### [To be done]
From the line that includes "Read this page and output its text content." to the last line of the records, inclusive, repeat each line exactly.

### [Information given]

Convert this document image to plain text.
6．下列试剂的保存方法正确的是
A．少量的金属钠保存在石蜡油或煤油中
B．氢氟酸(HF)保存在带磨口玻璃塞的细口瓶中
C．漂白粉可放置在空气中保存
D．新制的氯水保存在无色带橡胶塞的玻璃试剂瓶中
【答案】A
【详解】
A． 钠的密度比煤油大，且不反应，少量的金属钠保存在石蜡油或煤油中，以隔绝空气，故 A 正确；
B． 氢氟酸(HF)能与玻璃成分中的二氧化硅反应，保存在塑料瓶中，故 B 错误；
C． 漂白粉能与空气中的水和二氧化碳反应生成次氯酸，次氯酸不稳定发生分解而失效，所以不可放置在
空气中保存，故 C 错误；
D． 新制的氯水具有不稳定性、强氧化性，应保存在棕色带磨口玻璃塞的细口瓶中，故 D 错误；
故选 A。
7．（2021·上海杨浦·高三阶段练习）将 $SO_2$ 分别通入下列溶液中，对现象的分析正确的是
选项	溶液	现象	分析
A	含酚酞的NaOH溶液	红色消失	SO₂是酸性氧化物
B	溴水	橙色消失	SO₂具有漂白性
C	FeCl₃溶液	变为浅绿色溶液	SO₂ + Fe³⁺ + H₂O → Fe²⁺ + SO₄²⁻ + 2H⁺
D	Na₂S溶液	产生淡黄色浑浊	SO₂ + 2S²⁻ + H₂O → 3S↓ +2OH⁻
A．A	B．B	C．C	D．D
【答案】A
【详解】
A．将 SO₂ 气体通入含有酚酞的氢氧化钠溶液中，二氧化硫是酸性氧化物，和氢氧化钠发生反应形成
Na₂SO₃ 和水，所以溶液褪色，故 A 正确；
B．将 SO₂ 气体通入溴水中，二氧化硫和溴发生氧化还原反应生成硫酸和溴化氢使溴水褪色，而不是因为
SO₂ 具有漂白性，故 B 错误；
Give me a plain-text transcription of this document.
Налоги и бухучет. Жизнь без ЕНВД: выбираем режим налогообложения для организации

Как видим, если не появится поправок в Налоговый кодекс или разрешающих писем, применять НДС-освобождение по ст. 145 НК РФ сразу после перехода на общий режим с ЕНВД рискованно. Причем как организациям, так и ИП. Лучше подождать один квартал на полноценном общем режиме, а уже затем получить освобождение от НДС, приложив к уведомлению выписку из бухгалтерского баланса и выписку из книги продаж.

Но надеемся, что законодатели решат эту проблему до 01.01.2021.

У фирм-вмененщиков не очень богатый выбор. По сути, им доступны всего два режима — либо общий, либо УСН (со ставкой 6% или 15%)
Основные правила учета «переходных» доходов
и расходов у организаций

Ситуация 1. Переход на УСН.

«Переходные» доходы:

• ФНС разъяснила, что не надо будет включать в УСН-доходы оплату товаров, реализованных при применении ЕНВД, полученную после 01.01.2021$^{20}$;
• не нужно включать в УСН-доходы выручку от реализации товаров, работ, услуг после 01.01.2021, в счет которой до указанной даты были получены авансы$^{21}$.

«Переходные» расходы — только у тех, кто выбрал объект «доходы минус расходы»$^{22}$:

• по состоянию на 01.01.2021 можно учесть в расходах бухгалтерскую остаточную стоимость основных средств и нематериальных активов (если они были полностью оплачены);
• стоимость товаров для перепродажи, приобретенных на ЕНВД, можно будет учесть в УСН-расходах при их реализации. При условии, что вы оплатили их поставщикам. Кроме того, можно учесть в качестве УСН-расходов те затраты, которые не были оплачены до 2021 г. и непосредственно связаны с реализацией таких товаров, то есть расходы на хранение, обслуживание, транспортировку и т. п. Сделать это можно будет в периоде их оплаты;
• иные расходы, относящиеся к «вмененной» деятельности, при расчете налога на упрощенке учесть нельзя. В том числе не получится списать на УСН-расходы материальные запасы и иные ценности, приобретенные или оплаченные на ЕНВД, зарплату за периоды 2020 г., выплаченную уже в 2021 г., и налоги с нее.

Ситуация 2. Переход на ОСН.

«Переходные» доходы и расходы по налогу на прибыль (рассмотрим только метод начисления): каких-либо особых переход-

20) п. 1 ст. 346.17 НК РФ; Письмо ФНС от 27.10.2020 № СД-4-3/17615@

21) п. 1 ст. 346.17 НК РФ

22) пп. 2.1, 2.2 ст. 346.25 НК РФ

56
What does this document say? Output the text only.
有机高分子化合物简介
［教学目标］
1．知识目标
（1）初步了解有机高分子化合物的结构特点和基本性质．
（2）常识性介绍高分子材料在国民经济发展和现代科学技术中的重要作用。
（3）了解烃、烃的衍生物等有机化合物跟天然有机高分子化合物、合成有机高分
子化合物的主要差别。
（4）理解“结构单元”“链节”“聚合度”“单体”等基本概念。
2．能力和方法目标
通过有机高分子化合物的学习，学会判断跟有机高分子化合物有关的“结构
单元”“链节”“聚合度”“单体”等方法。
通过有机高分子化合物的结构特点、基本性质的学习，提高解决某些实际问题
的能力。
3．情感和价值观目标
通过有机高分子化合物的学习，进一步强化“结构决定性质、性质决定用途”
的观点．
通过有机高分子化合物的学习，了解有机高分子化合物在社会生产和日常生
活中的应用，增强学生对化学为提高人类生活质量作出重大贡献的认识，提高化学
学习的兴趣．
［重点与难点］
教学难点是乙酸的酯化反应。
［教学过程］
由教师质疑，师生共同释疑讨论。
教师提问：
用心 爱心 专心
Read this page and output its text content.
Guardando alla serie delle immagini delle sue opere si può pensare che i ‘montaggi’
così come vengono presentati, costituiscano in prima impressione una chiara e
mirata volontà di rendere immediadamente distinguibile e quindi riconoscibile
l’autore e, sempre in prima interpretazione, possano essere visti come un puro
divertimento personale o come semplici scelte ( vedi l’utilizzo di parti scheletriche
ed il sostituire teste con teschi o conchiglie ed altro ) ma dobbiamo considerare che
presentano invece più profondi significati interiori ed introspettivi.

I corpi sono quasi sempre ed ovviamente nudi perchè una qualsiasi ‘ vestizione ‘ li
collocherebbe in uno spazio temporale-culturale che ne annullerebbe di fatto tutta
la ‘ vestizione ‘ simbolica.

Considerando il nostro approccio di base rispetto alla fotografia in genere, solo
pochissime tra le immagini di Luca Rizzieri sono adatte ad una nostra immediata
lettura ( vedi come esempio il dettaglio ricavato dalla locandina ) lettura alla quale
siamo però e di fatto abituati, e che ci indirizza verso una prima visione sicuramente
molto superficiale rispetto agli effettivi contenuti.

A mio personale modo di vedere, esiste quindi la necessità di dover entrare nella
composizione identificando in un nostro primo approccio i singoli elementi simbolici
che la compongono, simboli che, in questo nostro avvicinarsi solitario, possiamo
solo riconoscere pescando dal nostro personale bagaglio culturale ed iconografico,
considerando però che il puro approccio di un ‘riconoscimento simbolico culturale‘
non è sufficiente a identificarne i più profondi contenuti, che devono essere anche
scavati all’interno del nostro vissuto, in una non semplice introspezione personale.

### [Reply]
Read this page and output its text content.
Guardando alla serie delle immagini delle sue opere si può pensare che i ‘montaggi’
così come vengono presentati, costituiscano in prima impressione una chiara e
mirata volontà di rendere immediadamente distinguibile e quindi riconoscibile
l’autore e, sempre in prima interpretazione, possano essere visti come un puro
divertimento personale o come semplici scelte ( vedi l’utilizzo di parti scheletriche
ed il sostituire teste con teschi o conchiglie ed altro ) ma dobbiamo considerare che
presentano invece più profondi significati interiori ed introspettivi.

I corpi sono quasi sempre ed ovviamente nudi perchè una qualsiasi ‘ vestizione ‘ li
collocherebbe in uno spazio temporale-culturale che ne annullerebbe di fatto tutta
la ‘ vestizione ‘ simbolica.

Considerando il nostro approccio di base rispetto alla fotografia in genere, solo
pochissime tra le immagini di Luca Rizzieri sono adatte ad una nostra immediata
lettura ( vedi come esempio il dettaglio ricavato dalla locandina ) lettura alla quale
siamo però e di fatto abituati, e che ci indirizza verso una prima visione sicuramente
molto superficiale rispetto agli effettivi contenuti.

A mio personale modo di vedere, esiste quindi la necessità di dover entrare nella
composizione identificando in un nostro primo approccio i singoli elementi simbolici
che la compongono, simboli che, in questo nostro avvicinarsi solitario, possiamo
solo riconoscere pescando dal nostro personale bagaglio culturale ed iconografico,
considerando però che il puro approccio di un ‘riconoscimento simbolico culturale‘
non è sufficiente a identificarne i più profondi contenuti, che devono essere anche
scavati all’interno del nostro vissuto, in una non semplice introspezione personale.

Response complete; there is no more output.